* begin Data extract *
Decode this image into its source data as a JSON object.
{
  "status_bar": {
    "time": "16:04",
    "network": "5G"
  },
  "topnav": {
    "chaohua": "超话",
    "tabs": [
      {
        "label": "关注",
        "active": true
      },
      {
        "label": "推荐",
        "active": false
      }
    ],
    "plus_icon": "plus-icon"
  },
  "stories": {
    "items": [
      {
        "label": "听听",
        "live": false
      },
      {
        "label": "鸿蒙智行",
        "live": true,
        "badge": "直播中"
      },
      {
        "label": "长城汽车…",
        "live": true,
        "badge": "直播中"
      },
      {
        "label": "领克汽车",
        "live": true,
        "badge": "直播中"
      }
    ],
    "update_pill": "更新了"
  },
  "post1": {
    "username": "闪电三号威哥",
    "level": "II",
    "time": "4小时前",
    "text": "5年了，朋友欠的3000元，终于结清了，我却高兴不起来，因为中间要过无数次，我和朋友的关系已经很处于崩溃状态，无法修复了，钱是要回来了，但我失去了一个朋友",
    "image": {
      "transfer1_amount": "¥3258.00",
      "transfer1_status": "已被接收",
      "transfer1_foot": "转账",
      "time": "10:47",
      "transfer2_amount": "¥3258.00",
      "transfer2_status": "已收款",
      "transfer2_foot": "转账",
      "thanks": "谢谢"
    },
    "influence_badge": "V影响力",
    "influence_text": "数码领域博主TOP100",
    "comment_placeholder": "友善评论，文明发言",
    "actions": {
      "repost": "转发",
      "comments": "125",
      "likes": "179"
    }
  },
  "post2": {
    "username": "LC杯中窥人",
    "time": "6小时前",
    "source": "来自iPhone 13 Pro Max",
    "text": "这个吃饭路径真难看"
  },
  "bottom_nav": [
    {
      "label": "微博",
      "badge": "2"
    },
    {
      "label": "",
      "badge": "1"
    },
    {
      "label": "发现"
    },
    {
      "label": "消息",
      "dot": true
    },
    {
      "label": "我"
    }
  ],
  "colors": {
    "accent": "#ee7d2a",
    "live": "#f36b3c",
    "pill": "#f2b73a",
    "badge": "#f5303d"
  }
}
* end Data extract *
▶ **Aim of the task**:
Go through the data above and find the lines with the word "time". Copy each of those lines.

▶ **Task output**:
    "time": "16:04",
    "time": "4小时前",
      "time": "10:47",
    "time": "6小时前",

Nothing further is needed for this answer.